* start PROVIDED ENTRIES *

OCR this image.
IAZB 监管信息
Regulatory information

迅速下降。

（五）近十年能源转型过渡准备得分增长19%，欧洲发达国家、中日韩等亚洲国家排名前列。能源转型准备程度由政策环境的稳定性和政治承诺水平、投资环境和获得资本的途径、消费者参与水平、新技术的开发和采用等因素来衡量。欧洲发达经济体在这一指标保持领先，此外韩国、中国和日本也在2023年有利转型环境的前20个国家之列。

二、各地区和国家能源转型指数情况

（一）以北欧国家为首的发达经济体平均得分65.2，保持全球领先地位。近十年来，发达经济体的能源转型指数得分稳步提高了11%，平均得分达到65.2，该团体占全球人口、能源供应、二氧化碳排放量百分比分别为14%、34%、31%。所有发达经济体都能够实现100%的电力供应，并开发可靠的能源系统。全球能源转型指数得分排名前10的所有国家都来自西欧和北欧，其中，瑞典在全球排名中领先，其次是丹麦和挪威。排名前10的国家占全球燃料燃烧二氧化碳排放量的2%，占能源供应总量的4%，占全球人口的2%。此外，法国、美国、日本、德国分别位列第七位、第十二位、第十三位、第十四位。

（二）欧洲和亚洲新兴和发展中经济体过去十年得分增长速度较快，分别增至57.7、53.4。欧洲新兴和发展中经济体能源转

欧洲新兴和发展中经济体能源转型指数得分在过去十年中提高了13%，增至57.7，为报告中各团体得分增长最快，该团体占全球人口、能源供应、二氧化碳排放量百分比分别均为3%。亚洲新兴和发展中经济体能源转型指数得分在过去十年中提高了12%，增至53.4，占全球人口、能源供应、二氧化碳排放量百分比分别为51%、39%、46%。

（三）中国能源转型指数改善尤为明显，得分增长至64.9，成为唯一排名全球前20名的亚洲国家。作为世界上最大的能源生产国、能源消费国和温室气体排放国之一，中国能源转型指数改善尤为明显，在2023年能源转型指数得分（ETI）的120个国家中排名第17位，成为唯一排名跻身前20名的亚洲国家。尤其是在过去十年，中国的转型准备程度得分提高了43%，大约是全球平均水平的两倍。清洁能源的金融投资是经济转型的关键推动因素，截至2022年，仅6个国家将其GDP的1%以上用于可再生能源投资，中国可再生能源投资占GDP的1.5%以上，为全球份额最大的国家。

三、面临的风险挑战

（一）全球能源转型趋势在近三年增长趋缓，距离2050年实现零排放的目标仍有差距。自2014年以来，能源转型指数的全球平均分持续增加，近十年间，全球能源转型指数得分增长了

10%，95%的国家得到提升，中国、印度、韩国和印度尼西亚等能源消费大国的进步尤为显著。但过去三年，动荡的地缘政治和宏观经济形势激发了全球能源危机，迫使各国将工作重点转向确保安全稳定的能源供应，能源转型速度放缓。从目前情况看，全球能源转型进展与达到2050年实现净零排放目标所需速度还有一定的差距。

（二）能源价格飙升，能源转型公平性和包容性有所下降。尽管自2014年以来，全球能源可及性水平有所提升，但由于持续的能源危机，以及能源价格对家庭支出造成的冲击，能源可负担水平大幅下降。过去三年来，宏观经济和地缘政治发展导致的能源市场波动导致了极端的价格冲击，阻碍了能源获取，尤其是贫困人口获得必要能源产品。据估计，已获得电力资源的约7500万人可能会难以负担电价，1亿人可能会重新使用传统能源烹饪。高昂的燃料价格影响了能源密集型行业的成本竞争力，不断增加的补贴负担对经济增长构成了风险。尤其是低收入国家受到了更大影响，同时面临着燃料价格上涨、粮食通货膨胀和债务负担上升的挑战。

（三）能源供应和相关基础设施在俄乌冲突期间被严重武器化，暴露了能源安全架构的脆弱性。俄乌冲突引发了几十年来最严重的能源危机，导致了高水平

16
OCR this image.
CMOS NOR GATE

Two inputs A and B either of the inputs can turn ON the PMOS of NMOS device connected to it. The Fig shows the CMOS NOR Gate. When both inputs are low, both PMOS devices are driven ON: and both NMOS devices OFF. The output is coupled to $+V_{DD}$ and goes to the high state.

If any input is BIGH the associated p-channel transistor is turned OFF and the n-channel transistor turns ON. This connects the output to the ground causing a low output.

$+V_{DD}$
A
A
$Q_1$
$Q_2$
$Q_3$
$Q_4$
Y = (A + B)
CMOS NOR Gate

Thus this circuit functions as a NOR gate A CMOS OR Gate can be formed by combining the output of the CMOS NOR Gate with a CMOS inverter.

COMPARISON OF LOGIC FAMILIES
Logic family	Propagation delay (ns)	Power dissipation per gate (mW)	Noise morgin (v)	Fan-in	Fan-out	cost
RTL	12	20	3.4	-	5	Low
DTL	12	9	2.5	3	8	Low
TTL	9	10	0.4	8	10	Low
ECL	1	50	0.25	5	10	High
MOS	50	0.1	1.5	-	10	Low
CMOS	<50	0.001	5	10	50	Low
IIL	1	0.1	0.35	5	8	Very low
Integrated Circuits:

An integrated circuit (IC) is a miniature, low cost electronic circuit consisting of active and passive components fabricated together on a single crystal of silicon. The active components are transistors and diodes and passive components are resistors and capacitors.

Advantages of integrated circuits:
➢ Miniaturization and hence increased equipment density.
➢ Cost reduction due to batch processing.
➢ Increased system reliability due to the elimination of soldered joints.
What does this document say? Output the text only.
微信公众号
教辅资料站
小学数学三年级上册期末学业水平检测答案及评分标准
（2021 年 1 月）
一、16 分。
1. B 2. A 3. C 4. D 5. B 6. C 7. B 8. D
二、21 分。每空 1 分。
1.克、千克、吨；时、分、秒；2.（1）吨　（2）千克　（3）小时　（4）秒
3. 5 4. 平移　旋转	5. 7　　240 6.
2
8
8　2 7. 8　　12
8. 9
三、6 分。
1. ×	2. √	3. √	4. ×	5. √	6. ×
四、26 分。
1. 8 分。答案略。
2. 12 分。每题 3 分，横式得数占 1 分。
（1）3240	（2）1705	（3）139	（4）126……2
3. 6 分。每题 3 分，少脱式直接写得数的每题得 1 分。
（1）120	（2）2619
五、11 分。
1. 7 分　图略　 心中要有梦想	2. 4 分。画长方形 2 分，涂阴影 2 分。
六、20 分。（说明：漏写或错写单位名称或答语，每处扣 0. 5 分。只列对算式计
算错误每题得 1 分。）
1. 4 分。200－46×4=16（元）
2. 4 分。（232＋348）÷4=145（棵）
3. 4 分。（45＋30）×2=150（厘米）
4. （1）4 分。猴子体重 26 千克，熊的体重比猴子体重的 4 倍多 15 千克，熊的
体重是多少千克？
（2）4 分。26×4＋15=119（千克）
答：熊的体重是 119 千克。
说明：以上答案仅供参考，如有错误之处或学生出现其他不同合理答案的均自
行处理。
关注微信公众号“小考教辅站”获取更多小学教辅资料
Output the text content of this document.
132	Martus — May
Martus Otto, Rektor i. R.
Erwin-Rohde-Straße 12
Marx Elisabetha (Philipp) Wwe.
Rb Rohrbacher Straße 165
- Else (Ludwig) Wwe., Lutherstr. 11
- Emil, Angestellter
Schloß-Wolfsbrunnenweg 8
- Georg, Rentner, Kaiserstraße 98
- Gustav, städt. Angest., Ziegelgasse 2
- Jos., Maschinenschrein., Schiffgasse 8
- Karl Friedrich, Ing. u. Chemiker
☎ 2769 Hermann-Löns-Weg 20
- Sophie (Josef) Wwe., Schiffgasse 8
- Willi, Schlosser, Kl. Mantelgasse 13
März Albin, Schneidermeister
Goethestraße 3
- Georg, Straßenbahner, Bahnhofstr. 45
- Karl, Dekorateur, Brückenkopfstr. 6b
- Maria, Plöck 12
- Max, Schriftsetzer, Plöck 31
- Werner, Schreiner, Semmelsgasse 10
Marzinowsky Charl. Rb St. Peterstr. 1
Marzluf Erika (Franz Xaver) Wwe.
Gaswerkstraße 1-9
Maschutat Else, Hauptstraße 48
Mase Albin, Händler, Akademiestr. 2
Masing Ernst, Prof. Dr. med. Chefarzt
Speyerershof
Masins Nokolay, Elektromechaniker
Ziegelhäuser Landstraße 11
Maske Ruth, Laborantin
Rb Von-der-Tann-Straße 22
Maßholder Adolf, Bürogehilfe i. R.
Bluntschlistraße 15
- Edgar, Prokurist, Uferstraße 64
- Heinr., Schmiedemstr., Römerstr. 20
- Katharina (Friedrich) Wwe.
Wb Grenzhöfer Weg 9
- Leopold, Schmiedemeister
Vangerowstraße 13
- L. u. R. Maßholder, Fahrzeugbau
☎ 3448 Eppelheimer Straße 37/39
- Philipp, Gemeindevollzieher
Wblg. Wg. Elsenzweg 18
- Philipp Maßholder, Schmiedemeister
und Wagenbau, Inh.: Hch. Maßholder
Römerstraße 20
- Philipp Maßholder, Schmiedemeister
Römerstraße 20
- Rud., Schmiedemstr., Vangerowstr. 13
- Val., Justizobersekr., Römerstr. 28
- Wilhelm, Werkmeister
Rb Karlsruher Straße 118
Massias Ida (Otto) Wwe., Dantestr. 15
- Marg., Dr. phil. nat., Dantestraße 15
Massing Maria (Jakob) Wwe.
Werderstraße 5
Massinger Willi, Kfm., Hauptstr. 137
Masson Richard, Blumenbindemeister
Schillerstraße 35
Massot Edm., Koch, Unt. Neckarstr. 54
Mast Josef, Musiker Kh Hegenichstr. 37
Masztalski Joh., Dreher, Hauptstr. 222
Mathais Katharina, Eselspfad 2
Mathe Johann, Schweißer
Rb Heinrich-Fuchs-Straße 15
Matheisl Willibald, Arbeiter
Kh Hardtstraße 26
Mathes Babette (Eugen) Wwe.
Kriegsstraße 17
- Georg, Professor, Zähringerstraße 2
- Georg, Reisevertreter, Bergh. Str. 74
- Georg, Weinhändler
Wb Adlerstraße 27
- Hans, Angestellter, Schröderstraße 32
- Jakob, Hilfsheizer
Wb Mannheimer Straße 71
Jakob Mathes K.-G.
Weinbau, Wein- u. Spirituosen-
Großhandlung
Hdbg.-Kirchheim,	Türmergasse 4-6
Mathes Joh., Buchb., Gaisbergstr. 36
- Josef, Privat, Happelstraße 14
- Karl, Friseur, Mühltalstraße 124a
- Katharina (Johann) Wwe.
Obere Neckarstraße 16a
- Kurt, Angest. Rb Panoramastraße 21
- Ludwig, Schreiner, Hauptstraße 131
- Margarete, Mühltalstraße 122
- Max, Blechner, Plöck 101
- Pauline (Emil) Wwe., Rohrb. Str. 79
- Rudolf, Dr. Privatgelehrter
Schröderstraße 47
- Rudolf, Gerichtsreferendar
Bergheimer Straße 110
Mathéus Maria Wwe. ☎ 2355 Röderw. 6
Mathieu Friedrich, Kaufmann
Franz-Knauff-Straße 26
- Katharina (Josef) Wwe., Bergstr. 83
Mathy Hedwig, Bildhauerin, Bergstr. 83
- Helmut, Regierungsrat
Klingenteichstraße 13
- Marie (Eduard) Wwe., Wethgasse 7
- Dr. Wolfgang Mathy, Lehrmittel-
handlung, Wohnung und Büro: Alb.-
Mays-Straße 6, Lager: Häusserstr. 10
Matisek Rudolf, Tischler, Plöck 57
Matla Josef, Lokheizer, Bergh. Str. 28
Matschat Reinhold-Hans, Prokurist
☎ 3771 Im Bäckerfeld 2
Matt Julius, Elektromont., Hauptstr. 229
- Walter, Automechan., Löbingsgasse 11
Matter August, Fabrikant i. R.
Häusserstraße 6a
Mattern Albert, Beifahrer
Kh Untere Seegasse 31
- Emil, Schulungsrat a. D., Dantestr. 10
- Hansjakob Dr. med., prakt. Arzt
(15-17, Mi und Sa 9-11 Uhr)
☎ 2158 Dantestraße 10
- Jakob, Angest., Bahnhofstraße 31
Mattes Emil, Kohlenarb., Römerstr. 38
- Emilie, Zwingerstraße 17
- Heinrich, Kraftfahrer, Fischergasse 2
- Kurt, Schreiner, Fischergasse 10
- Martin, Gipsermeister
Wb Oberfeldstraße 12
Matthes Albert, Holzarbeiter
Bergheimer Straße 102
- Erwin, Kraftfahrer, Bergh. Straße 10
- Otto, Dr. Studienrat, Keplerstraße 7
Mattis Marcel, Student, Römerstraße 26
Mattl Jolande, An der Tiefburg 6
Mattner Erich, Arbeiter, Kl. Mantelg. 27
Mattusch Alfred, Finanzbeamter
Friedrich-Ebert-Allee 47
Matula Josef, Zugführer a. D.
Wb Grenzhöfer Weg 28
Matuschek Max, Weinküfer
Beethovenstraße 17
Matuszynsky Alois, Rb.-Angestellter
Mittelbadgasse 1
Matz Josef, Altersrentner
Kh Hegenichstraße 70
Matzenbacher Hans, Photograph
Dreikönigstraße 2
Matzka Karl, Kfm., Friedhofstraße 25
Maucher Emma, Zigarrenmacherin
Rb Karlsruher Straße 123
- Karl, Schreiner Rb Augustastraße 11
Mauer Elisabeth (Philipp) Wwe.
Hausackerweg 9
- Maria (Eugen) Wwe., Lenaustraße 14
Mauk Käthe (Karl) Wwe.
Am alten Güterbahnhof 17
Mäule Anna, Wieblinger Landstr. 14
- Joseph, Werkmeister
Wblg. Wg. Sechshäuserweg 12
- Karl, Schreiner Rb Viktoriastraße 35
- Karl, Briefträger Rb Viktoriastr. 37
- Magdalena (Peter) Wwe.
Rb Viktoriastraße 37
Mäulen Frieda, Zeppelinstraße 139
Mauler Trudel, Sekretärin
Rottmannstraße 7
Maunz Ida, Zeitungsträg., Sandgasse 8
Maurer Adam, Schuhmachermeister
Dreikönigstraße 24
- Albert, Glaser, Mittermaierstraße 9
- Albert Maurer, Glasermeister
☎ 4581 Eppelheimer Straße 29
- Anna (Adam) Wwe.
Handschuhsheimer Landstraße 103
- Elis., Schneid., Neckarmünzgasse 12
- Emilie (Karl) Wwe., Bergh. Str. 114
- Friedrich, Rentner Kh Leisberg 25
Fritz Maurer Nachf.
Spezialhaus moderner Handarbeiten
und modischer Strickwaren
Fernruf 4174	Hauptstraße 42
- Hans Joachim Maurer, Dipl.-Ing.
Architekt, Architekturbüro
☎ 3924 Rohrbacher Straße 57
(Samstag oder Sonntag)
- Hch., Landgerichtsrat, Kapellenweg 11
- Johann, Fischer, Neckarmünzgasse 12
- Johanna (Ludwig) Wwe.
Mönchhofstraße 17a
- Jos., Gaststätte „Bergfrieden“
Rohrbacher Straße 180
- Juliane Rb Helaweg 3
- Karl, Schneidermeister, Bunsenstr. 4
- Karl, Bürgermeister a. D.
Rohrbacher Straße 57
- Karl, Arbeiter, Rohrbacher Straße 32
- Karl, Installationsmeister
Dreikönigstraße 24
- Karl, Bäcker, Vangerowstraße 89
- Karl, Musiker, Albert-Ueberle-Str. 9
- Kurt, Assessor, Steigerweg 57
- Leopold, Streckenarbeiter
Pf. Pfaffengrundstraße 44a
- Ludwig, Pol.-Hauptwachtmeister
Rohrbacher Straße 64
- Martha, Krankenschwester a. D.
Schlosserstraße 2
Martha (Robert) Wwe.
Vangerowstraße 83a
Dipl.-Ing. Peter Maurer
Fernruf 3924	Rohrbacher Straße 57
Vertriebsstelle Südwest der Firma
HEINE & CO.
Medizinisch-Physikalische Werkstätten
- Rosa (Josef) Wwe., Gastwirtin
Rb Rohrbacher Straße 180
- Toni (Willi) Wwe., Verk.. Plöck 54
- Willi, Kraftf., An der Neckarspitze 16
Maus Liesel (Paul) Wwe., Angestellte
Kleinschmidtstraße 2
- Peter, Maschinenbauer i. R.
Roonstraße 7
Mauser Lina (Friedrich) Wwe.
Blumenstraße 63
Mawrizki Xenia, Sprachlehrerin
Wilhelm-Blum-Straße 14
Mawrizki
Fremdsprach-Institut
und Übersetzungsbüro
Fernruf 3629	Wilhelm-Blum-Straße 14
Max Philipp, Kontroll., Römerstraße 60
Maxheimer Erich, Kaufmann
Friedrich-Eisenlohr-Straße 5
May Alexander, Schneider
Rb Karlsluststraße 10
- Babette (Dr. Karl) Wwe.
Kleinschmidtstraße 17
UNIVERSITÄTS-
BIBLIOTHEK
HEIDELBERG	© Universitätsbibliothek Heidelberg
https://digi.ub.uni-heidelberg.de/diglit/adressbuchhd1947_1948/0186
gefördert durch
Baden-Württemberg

* end PROVIDED ENTRIES *

• **AIM**
Copy all lines from the material that contain "Dantestraße".

• **ANSWER FOR THE TASK**
- Marg., Dr. phil. nat., Dantestraße 15
☎ 2158 Dantestraße 10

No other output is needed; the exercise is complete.